Return the records exactly as they are.

__________

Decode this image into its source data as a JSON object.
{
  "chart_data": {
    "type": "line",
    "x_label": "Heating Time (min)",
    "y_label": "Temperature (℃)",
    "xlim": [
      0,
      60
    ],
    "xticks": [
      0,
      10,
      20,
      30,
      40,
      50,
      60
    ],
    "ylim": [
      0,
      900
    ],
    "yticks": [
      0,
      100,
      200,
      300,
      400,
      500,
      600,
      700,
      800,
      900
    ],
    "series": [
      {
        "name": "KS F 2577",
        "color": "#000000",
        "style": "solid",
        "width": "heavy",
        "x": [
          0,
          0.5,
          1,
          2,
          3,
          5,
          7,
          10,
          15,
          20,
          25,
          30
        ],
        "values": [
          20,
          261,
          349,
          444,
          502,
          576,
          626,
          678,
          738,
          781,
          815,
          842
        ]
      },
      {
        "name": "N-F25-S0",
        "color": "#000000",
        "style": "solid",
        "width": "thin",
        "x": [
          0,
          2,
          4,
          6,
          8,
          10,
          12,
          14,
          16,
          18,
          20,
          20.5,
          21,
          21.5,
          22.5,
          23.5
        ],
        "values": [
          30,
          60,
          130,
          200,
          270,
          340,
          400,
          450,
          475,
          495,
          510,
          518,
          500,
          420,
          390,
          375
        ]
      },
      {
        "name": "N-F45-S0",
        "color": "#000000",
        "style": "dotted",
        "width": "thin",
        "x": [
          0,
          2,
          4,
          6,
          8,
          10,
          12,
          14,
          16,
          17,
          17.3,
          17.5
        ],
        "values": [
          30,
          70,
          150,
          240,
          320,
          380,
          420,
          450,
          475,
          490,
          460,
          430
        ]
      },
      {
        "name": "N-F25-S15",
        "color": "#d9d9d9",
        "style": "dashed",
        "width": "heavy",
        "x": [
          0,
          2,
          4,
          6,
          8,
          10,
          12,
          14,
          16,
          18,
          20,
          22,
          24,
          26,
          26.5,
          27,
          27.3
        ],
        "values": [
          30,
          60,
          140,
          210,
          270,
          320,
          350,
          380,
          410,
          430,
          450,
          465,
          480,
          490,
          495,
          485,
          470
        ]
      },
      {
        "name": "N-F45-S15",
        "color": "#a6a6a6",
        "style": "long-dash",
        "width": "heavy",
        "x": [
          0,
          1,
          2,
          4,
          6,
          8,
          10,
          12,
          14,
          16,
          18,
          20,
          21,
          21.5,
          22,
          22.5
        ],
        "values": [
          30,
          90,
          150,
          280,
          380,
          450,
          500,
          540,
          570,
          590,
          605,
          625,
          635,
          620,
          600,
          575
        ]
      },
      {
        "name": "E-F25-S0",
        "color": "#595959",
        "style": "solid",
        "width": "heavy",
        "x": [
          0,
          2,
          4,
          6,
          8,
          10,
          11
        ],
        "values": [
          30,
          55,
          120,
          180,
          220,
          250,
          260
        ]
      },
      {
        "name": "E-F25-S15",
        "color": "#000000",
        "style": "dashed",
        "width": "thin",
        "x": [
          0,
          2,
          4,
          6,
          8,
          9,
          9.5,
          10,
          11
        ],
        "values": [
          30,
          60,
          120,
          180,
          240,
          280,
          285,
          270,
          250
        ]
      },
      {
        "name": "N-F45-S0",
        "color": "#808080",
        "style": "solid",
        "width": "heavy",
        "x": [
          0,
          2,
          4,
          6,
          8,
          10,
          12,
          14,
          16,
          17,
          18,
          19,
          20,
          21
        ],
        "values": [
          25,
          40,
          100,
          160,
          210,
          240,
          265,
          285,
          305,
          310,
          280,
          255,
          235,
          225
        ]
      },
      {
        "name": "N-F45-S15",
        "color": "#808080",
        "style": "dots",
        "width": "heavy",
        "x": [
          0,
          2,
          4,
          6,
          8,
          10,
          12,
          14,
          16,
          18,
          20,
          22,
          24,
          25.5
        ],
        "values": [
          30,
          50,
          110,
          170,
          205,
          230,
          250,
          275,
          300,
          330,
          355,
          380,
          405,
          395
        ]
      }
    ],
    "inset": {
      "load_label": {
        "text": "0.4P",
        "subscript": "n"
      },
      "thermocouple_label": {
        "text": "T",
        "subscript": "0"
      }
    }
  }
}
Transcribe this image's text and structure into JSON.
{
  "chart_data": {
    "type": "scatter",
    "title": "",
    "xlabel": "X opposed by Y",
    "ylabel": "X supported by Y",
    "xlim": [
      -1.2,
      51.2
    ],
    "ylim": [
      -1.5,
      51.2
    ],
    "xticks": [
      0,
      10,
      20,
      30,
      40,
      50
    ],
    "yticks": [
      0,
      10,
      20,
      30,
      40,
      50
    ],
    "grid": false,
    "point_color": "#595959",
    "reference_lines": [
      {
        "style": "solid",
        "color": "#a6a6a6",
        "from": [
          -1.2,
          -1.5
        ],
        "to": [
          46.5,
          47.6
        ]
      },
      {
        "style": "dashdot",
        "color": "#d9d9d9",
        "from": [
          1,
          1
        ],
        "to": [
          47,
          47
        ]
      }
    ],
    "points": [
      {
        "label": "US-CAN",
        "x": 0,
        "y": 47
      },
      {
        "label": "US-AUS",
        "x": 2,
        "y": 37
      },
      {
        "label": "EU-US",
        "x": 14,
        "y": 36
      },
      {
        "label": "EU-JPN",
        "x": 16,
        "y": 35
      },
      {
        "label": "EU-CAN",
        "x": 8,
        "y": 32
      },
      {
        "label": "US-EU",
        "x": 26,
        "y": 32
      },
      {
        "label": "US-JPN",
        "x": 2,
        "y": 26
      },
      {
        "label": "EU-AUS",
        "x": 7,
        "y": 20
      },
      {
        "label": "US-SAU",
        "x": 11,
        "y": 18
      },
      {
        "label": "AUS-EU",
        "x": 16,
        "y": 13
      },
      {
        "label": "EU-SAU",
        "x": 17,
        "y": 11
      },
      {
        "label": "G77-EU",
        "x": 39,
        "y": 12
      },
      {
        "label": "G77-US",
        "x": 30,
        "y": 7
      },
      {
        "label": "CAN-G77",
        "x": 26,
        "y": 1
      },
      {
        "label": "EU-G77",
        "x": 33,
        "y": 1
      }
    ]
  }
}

__________

> **THE SOLUTION**:
Decode this image into its source data as a JSON object.
{
  "chart_data": {
    "type": "line",
    "x_label": "Heating Time (min)",
    "y_label": "Temperature (℃)",
    "xlim": [
      0,
      60
    ],
    "xticks": [
      0,
      10,
      20,
      30,
      40,
      50,
      60
    ],
    "ylim": [
      0,
      900
    ],
    "yticks": [
      0,
      100,
      200,
      300,
      400,
      500,
      600,
      700,
      800,
      900
    ],
    "series": [
      {
        "name": "KS F 2577",
        "color": "#000000",
        "style": "solid",
        "width": "heavy",
        "x": [
          0,
          0.5,
          1,
          2,
          3,
          5,
          7,
          10,
          15,
          20,
          25,
          30
        ],
        "values": [
          20,
          261,
          349,
          444,
          502,
          576,
          626,
          678,
          738,
          781,
          815,
          842
        ]
      },
      {
        "name": "N-F25-S0",
        "color": "#000000",
        "style": "solid",
        "width": "thin",
        "x": [
          0,
          2,
          4,
          6,
          8,
          10,
          12,
          14,
          16,
          18,
          20,
          20.5,
          21,
          21.5,
          22.5,
          23.5
        ],
        "values": [
          30,
          60,
          130,
          200,
          270,
          340,
          400,
          450,
          475,
          495,
          510,
          518,
          500,
          420,
          390,
          375
        ]
      },
      {
        "name": "N-F45-S0",
        "color": "#000000",
        "style": "dotted",
        "width": "thin",
        "x": [
          0,
          2,
          4,
          6,
          8,
          10,
          12,
          14,
          16,
          17,
          17.3,
          17.5
        ],
        "values": [
          30,
          70,
          150,
          240,
          320,
          380,
          420,
          450,
          475,
          490,
          460,
          430
        ]
      },
      {
        "name": "N-F25-S15",
        "color": "#d9d9d9",
        "style": "dashed",
        "width": "heavy",
        "x": [
          0,
          2,
          4,
          6,
          8,
          10,
          12,
          14,
          16,
          18,
          20,
          22,
          24,
          26,
          26.5,
          27,
          27.3
        ],
        "values": [
          30,
          60,
          140,
          210,
          270,
          320,
          350,
          380,
          410,
          430,
          450,
          465,
          480,
          490,
          495,
          485,
          470
        ]
      },
      {
        "name": "N-F45-S15",
        "color": "#a6a6a6",
        "style": "long-dash",
        "width": "heavy",
        "x": [
          0,
          1,
          2,
          4,
          6,
          8,
          10,
          12,
          14,
          16,
          18,
          20,
          21,
          21.5,
          22,
          22.5
        ],
        "values": [
          30,
          90,
          150,
          280,
          380,
          450,
          500,
          540,
          570,
          590,
          605,
          625,
          635,
          620,
          600,
          575
        ]
      },
      {
        "name": "E-F25-S0",
        "color": "#595959",
        "style": "solid",
        "width": "heavy",
        "x": [
          0,
          2,
          4,
          6,
          8,
          10,
          11
        ],
        "values": [
          30,
          55,
          120,
          180,
          220,
          250,
          260
        ]
      },
      {
        "name": "E-F25-S15",
        "color": "#000000",
        "style": "dashed",
        "width": "thin",
        "x": [
          0,
          2,
          4,
          6,
          8,
          9,
          9.5,
          10,
          11
        ],
        "values": [
          30,
          60,
          120,
          180,
          240,
          280,
          285,
          270,
          250
        ]
      },
      {
        "name": "N-F45-S0",
        "color": "#808080",
        "style": "solid",
        "width": "heavy",
        "x": [
          0,
          2,
          4,
          6,
          8,
          10,
          12,
          14,
          16,
          17,
          18,
          19,
          20,
          21
        ],
        "values": [
          25,
          40,
          100,
          160,
          210,
          240,
          265,
          285,
          305,
          310,
          280,
          255,
          235,
          225
        ]
      },
      {
        "name": "N-F45-S15",
        "color": "#808080",
        "style": "dots",
        "width": "heavy",
        "x": [
          0,
          2,
          4,
          6,
          8,
          10,
          12,
          14,
          16,
          18,
          20,
          22,
          24,
          25.5
        ],
        "values": [
          30,
          50,
          110,
          170,
          205,
          230,
          250,
          275,
          300,
          330,
          355,
          380,
          405,
          395
        ]
      }
    ],
    "inset": {
      "load_label": {
        "text": "0.4P",
        "subscript": "n"
      },
      "thermocouple_label": {
        "text": "T",
        "subscript": "0"
      }
    }
  }
}
Transcribe this image's text and structure into JSON.
{
  "chart_data": {
    "type": "scatter",
    "title": "",
    "xlabel": "X opposed by Y",
    "ylabel": "X supported by Y",
    "xlim": [
      -1.2,
      51.2
    ],
    "ylim": [
      -1.5,
      51.2
    ],
    "xticks": [
      0,
      10,
      20,
      30,
      40,
      50
    ],
    "yticks": [
      0,
      10,
      20,
      30,
      40,
      50
    ],
    "grid": false,
    "point_color": "#595959",
    "reference_lines": [
      {
        "style": "solid",
        "color": "#a6a6a6",
        "from": [
          -1.2,
          -1.5
        ],
        "to": [
          46.5,
          47.6
        ]
      },
      {
        "style": "dashdot",
        "color": "#d9d9d9",
        "from": [
          1,
          1
        ],
        "to": [
          47,
          47
        ]
      }
    ],
    "points": [
      {
        "label": "US-CAN",
        "x": 0,
        "y": 47
      },
      {
        "label": "US-AUS",
        "x": 2,
        "y": 37
      },
      {
        "label": "EU-US",
        "x": 14,
        "y": 36
      },
      {
        "label": "EU-JPN",
        "x": 16,
        "y": 35
      },
      {
        "label": "EU-CAN",
        "x": 8,
        "y": 32
      },
      {
        "label": "US-EU",
        "x": 26,
        "y": 32
      },
      {
        "label": "US-JPN",
        "x": 2,
        "y": 26
      },
      {
        "label": "EU-AUS",
        "x": 7,
        "y": 20
      },
      {
        "label": "US-SAU",
        "x": 11,
        "y": 18
      },
      {
        "label": "AUS-EU",
        "x": 16,
        "y": 13
      },
      {
        "label": "EU-SAU",
        "x": 17,
        "y": 11
      },
      {
        "label": "G77-EU",
        "x": 39,
        "y": 12
      },
      {
        "label": "G77-US",
        "x": 30,
        "y": 7
      },
      {
        "label": "CAN-G77",
        "x": 26,
        "y": 1
      },
      {
        "label": "EU-G77",
        "x": 33,
        "y": 1
      }
    ]
  }
}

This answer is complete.